◆ Records for the exercise
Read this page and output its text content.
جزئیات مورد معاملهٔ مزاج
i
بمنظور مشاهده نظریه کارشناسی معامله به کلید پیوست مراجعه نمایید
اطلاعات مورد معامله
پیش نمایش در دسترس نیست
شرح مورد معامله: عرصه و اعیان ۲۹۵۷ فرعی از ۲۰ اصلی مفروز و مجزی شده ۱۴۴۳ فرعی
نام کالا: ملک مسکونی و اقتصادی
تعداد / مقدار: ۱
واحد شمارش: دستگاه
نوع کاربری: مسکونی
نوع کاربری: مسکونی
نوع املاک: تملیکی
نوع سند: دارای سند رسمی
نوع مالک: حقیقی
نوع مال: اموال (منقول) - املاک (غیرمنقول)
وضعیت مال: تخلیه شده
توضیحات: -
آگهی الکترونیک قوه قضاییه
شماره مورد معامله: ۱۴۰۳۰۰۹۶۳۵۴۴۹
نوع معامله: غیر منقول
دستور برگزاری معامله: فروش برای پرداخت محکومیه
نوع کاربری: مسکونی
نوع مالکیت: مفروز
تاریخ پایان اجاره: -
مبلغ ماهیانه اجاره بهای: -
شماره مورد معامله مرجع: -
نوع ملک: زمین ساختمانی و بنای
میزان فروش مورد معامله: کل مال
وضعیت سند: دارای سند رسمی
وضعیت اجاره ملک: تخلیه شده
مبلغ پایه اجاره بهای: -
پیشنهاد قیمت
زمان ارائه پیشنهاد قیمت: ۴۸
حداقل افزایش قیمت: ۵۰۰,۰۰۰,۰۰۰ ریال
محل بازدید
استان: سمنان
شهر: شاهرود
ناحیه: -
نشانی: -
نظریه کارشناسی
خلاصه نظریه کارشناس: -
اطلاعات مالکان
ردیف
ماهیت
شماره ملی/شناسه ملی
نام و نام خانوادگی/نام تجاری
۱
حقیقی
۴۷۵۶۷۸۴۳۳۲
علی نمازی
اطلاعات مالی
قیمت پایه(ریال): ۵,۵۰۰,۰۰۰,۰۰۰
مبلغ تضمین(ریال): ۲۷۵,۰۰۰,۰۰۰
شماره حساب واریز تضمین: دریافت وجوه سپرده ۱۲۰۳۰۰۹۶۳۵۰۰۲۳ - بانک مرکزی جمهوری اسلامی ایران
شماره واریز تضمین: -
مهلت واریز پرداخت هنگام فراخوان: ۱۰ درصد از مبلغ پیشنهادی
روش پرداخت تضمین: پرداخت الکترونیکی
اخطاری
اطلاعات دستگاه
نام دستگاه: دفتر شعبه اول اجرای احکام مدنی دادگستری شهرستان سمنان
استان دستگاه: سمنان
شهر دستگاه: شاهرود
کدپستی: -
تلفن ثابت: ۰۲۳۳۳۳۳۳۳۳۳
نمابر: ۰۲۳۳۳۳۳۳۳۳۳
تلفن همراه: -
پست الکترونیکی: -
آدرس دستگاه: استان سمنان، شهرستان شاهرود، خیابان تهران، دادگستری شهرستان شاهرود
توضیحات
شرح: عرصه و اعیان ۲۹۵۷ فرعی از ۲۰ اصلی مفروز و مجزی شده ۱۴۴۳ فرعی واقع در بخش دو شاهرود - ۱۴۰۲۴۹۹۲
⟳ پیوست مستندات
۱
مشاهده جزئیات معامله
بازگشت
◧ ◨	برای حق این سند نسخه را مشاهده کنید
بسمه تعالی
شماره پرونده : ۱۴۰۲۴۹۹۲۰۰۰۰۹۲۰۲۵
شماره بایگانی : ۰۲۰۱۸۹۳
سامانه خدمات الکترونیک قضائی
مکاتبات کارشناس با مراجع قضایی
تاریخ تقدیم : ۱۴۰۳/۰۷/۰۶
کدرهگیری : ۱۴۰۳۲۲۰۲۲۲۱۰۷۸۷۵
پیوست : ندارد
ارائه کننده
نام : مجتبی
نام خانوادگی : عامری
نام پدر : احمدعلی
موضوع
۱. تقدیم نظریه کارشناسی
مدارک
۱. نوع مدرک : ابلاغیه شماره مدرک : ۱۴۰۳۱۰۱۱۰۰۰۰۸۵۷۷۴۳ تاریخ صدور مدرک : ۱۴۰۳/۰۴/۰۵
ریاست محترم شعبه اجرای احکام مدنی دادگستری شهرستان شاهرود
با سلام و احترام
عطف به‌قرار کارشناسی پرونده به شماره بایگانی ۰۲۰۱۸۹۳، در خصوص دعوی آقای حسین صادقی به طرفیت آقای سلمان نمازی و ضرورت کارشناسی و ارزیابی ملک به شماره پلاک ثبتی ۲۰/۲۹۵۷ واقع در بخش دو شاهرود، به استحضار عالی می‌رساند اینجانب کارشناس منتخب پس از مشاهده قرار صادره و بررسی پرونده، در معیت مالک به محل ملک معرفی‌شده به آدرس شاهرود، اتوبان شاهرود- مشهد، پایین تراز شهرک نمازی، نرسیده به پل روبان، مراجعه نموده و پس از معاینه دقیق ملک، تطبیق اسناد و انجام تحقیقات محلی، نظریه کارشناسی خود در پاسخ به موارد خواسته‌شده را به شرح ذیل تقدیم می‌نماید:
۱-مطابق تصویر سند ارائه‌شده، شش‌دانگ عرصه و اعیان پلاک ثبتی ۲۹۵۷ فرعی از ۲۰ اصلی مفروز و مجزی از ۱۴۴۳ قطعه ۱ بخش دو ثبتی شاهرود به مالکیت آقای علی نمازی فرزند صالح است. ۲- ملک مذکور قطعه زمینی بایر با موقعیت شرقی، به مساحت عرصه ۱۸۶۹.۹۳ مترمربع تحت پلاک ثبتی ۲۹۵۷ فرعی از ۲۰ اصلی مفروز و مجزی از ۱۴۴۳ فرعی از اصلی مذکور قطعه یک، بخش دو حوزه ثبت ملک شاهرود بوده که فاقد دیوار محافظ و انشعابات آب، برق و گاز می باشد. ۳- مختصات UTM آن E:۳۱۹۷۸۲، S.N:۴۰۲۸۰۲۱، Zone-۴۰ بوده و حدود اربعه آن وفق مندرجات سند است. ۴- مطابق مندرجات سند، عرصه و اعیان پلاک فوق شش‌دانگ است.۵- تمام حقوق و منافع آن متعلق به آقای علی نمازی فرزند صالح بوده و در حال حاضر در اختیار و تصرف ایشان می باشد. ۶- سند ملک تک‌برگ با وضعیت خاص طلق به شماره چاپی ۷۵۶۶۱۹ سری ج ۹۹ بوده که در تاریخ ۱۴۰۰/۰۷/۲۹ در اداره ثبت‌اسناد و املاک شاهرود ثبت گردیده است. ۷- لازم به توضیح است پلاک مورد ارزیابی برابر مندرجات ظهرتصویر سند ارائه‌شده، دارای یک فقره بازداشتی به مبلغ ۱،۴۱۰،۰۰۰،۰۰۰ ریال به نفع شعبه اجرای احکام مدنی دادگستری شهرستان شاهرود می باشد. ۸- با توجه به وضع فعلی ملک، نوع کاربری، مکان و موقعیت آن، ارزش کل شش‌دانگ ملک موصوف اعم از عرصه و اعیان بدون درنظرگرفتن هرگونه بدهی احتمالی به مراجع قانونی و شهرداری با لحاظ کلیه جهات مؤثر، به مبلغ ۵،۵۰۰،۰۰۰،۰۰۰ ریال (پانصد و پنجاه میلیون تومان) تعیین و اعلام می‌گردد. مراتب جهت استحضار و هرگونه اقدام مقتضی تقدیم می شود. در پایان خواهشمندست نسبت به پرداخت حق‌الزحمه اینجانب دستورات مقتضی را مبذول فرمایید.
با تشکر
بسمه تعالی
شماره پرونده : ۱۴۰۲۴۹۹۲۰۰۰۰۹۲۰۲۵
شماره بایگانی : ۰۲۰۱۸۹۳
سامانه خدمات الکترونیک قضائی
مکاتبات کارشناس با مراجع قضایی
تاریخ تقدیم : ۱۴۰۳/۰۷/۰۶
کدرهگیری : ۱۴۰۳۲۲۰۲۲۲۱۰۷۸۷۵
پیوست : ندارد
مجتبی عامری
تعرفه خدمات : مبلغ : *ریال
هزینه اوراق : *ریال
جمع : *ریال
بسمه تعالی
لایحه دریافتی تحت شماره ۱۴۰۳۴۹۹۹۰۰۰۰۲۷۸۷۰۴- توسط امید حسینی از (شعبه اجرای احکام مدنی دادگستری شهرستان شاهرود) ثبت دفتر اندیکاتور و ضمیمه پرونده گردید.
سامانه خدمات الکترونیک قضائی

◆ Directions for this task
Pick out and copy the lines of the entries that hold the string "مراجعه".

◆ Right answer
بمنظور مشاهده نظریه کارشناسی معامله به کلید پیوست مراجعه نمایید
عطف به‌قرار کارشناسی پرونده به شماره بایگانی ۰۲۰۱۸۹۳، در خصوص دعوی آقای حسین صادقی به طرفیت آقای سلمان نمازی و ضرورت کارشناسی و ارزیابی ملک به شماره پلاک ثبتی ۲۰/۲۹۵۷ واقع در بخش دو شاهرود، به استحضار عالی می‌رساند اینجانب کارشناس منتخب پس از مشاهده قرار صادره و بررسی پرونده، در معیت مالک به محل ملک معرفی‌شده به آدرس شاهرود، اتوبان شاهرود- مشهد، پایین تراز شهرک نمازی، نرسیده به پل روبان، مراجعه نموده و پس از معاینه دقیق ملک، تطبیق اسناد و انجام تحقیقات محلی، نظریه کارشناسی خود در پاسخ به موارد خواسته‌شده را به شرح ذیل تقدیم می‌نماید:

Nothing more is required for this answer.